### What needs to be done
Only the number is wanted: how many lines hold the word "structured"?
>>
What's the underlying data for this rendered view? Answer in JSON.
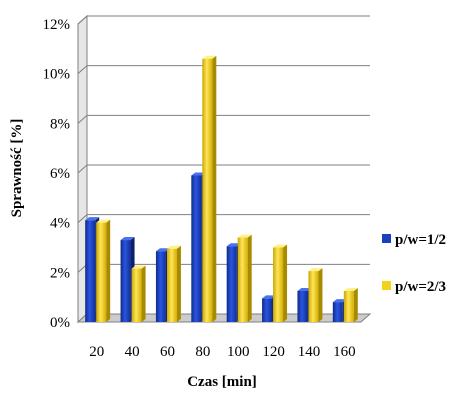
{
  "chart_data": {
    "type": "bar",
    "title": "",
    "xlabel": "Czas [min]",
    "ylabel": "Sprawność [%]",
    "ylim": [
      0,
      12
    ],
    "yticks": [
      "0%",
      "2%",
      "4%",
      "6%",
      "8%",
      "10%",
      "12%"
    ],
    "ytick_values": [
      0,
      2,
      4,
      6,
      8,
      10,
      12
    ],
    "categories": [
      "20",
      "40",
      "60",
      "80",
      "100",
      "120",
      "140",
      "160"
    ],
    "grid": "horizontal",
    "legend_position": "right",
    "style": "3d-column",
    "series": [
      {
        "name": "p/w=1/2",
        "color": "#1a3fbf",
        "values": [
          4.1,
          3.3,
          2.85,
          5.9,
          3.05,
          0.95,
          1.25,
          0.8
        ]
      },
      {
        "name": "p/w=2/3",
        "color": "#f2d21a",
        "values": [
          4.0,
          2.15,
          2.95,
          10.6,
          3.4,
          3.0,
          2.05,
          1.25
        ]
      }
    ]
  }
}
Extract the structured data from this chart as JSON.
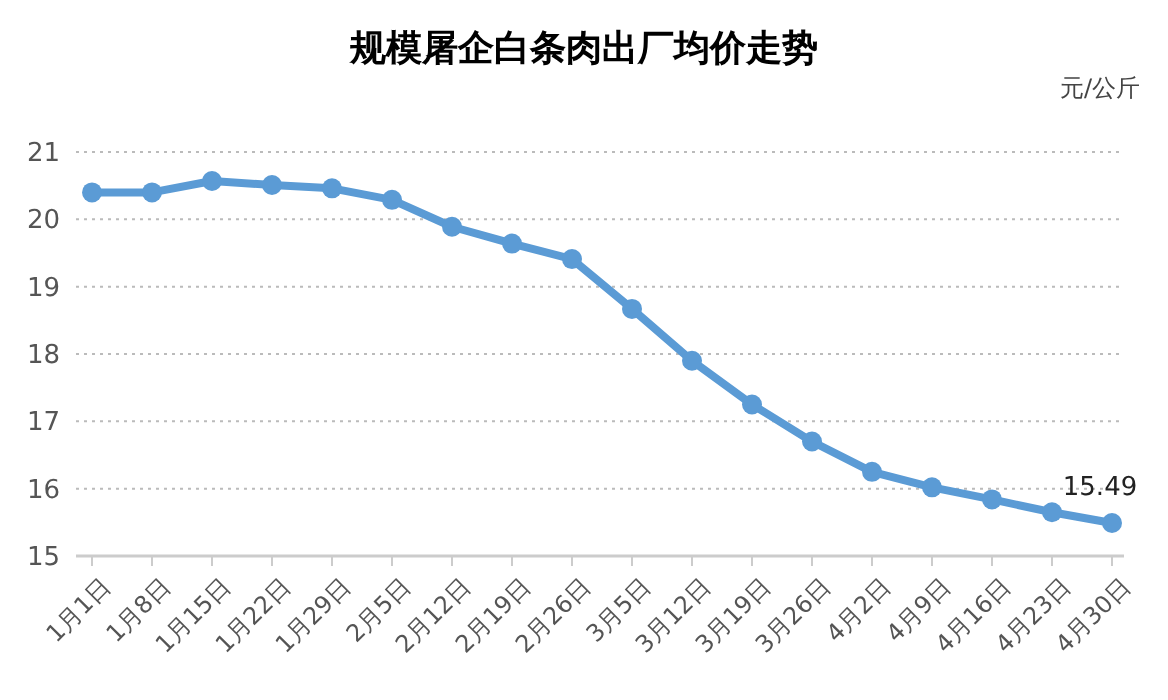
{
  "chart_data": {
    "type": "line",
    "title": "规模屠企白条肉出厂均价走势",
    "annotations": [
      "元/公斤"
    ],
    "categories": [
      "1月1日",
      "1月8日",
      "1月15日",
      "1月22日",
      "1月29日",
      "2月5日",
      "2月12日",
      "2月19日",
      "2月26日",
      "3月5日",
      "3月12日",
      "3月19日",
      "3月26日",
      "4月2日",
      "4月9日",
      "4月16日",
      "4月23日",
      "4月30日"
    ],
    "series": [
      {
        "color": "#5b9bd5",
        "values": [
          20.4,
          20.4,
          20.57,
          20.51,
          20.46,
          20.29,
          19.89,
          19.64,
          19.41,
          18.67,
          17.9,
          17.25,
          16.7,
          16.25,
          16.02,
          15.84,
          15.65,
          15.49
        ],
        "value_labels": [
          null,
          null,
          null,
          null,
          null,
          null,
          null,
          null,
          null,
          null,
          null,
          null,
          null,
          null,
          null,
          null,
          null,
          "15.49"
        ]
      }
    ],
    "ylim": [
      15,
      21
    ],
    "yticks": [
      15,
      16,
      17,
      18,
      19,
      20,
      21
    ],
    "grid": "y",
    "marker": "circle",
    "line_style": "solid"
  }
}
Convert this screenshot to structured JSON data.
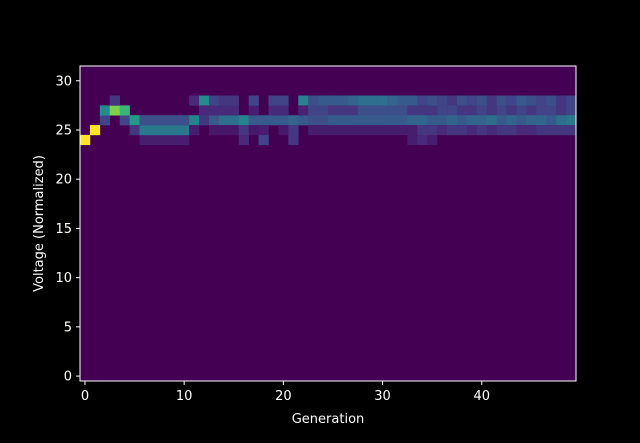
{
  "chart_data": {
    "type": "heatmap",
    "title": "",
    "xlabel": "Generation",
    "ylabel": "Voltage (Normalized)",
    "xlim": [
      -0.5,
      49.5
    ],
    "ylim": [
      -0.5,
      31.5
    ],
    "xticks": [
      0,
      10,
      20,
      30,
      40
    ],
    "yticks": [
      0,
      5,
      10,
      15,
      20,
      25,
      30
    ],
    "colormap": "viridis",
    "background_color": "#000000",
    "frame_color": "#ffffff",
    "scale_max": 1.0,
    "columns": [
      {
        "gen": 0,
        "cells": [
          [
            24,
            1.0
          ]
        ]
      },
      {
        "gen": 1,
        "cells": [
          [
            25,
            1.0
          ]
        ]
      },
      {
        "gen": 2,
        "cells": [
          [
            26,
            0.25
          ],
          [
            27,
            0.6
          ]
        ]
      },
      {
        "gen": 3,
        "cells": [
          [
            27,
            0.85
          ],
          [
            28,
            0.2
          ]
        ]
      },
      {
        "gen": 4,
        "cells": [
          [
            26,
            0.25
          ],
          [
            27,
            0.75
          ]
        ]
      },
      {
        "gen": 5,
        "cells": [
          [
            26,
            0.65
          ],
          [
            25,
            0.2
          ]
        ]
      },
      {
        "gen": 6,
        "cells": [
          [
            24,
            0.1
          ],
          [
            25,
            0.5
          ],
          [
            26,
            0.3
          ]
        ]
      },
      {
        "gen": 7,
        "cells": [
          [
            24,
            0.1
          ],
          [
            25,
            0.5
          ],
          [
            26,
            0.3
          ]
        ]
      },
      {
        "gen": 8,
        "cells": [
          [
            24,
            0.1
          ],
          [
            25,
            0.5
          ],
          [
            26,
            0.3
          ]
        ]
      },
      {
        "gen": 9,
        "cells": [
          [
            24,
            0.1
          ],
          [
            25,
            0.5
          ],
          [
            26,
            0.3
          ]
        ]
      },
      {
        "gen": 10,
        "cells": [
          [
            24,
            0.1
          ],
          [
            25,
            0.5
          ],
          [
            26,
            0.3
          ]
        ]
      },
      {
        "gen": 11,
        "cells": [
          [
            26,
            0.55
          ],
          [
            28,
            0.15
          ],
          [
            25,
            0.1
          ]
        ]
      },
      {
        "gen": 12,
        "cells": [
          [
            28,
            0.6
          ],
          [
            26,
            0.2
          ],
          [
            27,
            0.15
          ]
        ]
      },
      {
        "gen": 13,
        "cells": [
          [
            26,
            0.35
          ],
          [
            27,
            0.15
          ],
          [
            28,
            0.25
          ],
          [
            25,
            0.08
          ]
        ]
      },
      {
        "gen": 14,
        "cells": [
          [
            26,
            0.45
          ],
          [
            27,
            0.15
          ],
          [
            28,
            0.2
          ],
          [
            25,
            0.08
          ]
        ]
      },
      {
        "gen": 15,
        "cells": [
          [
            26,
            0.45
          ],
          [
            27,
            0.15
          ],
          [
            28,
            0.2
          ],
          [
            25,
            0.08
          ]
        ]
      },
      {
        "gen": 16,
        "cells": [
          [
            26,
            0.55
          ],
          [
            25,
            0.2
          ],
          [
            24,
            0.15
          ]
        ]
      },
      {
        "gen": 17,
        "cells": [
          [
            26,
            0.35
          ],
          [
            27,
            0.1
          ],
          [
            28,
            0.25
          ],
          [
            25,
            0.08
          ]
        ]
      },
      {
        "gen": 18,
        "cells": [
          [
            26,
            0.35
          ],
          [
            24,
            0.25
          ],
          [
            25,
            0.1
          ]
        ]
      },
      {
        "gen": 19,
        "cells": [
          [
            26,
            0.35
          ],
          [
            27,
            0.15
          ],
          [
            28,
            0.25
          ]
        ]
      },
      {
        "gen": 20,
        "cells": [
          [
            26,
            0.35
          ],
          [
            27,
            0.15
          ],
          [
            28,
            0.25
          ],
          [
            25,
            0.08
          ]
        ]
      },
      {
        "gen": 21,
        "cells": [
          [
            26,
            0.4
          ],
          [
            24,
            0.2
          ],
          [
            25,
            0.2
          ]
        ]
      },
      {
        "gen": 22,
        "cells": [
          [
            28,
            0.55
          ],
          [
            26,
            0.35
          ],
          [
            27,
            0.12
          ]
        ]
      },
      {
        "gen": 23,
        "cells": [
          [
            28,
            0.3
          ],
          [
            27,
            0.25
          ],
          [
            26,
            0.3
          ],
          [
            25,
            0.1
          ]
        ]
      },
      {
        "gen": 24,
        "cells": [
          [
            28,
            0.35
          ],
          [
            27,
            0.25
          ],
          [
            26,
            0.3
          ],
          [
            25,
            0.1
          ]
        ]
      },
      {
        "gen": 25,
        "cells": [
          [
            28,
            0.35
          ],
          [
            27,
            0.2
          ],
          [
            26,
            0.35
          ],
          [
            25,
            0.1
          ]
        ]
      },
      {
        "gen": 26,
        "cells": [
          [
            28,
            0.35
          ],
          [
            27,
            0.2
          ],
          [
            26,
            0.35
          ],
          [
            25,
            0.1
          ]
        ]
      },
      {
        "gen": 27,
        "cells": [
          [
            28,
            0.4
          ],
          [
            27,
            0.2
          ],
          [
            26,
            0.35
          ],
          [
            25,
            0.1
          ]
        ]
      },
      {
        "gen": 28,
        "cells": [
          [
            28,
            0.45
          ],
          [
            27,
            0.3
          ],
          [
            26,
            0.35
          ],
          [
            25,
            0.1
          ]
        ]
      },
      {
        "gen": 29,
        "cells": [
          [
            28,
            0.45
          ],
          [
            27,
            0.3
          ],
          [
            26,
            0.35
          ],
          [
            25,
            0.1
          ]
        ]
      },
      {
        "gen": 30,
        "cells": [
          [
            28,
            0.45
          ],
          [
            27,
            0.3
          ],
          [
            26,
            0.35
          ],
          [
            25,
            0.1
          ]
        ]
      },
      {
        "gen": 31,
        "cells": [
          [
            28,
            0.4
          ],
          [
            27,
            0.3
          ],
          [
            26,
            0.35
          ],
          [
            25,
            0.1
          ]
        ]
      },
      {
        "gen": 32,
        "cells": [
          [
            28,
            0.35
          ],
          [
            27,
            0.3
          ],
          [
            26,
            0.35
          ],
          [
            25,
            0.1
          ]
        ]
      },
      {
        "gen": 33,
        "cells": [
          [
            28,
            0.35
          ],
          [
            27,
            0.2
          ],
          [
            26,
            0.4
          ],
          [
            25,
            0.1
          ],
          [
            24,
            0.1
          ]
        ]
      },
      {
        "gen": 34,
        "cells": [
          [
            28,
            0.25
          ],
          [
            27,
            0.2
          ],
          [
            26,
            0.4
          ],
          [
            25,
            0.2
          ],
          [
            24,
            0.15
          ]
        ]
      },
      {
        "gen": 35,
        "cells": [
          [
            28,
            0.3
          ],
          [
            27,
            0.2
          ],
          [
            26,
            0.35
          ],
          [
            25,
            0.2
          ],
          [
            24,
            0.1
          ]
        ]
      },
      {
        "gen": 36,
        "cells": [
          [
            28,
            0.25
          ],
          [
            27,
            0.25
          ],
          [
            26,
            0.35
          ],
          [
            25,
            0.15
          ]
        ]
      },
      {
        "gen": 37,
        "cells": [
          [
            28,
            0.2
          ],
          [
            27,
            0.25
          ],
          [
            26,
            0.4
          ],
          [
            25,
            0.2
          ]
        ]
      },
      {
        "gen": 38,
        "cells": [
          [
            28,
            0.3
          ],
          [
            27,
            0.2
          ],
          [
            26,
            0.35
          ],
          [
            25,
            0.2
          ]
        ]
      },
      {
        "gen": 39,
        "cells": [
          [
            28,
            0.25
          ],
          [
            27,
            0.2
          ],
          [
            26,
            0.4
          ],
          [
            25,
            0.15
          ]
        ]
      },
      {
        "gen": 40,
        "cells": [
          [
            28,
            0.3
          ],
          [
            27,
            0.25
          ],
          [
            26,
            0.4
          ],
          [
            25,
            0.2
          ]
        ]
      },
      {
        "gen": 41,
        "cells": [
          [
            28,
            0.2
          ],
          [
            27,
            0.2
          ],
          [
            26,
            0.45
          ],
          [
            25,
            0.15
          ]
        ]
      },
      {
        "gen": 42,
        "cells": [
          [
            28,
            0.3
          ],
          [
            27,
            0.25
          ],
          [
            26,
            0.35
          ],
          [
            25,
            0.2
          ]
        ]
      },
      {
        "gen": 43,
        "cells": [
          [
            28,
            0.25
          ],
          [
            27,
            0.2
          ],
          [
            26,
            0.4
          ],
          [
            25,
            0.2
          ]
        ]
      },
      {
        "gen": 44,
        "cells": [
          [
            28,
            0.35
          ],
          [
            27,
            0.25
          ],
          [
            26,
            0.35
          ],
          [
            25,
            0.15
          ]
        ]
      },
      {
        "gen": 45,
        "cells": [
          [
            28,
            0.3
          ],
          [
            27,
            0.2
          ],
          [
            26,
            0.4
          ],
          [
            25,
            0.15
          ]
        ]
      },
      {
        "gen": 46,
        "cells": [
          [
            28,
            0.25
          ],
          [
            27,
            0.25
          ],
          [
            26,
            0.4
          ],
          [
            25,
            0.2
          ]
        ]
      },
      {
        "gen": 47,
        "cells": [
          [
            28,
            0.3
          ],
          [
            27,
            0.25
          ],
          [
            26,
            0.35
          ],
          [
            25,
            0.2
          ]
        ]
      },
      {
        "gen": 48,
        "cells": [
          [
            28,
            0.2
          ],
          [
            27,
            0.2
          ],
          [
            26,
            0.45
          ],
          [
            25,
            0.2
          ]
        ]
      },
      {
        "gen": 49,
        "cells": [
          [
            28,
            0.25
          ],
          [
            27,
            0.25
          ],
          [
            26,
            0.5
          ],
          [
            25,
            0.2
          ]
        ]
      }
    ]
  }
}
<<
>>
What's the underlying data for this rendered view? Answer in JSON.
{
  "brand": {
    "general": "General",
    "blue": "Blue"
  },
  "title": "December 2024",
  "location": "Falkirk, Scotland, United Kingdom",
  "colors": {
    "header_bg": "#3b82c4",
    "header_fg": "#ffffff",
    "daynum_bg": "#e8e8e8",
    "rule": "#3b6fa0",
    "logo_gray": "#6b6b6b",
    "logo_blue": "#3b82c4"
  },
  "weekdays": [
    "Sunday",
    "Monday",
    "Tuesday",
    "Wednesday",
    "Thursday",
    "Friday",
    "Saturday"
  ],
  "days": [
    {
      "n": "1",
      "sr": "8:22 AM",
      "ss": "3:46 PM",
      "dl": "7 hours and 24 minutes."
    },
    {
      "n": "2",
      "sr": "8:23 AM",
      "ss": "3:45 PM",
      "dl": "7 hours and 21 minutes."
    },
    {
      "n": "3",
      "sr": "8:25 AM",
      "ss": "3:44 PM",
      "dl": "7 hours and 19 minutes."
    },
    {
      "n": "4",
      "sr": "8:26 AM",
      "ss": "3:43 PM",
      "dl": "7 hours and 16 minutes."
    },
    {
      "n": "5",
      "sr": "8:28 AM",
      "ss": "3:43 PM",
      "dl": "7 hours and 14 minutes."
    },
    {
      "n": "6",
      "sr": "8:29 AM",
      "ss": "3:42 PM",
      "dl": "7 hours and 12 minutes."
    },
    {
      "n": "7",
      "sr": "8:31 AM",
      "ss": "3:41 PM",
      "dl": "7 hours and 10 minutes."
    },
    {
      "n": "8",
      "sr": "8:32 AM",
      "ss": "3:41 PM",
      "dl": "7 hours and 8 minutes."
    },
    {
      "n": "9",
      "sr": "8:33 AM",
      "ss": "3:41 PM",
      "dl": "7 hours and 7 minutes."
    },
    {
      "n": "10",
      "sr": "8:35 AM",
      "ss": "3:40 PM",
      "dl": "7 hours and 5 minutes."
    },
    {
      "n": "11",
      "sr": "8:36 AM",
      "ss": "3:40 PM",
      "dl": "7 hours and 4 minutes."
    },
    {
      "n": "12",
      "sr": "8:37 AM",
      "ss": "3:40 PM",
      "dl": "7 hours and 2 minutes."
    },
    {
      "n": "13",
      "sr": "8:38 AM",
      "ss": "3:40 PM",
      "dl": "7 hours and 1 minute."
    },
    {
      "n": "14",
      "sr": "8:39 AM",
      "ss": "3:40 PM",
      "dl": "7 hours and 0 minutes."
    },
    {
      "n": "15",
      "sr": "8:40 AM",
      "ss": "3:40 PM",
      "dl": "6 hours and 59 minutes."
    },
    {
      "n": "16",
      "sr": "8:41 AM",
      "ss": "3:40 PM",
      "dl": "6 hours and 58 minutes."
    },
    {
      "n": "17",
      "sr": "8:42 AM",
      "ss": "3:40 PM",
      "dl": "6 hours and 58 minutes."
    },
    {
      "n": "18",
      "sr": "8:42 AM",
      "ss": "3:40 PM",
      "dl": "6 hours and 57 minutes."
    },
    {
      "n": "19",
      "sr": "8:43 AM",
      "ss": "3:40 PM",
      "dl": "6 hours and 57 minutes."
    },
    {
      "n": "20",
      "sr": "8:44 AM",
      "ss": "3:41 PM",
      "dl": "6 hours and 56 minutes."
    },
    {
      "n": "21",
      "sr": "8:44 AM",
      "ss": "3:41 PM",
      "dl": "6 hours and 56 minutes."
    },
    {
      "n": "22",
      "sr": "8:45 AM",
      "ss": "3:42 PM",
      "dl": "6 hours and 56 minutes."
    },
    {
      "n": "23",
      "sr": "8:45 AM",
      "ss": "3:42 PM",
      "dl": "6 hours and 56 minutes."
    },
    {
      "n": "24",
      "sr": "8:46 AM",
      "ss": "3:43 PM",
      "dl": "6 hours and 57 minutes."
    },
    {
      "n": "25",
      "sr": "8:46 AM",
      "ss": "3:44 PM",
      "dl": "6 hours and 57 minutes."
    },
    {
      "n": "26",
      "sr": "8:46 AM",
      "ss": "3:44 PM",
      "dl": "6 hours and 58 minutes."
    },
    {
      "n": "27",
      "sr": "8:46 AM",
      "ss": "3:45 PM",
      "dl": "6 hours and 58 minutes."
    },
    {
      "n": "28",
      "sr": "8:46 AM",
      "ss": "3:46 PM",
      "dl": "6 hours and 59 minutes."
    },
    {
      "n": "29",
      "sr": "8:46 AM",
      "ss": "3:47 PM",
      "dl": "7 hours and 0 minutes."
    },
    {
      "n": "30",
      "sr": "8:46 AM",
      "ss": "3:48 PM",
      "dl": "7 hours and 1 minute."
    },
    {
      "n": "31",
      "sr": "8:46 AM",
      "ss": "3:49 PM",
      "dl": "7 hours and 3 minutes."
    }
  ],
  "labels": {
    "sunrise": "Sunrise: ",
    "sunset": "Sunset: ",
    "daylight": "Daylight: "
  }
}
<<
### Task solution
2